* [Input for this task]:
= = = = = = =

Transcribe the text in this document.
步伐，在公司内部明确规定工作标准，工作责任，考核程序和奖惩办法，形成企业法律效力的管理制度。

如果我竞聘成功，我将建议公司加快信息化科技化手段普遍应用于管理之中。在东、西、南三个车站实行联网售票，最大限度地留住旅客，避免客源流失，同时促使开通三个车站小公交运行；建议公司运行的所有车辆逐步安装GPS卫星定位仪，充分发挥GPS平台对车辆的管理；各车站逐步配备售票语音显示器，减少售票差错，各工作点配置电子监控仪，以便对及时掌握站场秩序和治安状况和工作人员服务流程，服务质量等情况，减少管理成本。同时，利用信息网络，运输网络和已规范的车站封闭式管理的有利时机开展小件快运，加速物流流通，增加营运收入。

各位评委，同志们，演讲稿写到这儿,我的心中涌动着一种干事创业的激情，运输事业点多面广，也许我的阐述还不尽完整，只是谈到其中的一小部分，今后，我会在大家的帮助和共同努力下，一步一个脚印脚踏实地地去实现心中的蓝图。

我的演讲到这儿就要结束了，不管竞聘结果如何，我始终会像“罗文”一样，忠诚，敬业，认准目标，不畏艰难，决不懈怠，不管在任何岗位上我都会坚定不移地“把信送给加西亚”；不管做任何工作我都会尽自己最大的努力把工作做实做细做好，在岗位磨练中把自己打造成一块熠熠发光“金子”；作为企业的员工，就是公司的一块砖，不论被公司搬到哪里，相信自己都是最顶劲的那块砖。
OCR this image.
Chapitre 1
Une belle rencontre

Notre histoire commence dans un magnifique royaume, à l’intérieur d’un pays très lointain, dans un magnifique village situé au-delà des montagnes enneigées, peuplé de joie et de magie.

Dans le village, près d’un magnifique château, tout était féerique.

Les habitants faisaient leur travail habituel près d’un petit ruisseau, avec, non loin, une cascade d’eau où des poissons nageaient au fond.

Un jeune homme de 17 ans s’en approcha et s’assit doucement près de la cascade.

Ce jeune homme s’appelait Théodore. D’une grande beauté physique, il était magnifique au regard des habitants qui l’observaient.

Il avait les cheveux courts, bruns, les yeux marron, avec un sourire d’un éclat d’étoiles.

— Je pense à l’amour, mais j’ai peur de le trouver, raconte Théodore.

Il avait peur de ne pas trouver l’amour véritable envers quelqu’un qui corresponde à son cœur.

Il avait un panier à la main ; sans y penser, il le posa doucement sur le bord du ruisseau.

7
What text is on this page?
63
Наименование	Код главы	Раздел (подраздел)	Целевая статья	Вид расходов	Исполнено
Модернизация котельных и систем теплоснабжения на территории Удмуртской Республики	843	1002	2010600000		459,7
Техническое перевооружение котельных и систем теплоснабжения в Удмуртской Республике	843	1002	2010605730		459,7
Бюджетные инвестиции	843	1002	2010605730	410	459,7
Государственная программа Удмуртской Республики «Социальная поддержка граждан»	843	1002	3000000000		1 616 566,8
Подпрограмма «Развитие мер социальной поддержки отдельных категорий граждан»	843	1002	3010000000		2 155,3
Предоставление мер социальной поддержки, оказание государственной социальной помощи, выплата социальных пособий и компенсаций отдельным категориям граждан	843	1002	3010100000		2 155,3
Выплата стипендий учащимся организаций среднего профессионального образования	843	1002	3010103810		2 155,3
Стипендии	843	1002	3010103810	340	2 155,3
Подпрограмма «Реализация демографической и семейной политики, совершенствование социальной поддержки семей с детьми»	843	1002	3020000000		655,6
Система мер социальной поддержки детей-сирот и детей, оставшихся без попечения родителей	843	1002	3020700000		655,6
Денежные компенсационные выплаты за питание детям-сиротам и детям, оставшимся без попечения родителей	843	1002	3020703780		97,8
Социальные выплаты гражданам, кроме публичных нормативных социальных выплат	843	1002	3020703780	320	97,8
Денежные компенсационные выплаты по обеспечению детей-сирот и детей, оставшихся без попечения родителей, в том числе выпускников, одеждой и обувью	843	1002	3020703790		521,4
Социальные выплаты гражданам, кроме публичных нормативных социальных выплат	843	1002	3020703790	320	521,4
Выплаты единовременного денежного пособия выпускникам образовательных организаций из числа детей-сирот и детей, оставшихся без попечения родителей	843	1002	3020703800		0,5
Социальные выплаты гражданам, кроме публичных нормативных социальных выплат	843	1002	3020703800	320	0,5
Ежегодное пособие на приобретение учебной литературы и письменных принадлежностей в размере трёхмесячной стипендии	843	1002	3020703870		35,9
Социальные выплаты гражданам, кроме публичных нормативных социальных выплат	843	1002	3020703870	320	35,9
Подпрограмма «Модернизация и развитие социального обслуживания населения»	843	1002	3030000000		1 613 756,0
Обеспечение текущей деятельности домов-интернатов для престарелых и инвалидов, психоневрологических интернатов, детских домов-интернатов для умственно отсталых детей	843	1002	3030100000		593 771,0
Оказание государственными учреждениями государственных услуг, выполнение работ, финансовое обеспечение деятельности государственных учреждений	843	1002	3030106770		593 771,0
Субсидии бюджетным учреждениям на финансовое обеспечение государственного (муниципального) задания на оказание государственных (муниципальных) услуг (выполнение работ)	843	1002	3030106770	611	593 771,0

= = = = = = =

* [Exercise task]: Copy, from the material above, each line in which the string "doucement" occurs.

* [Task output]:
Un jeune homme de 17 ans s’en approcha et s’assit doucement près de la cascade.
Il avait un panier à la main ; sans y penser, il le posa doucement sur le bord du ruisseau.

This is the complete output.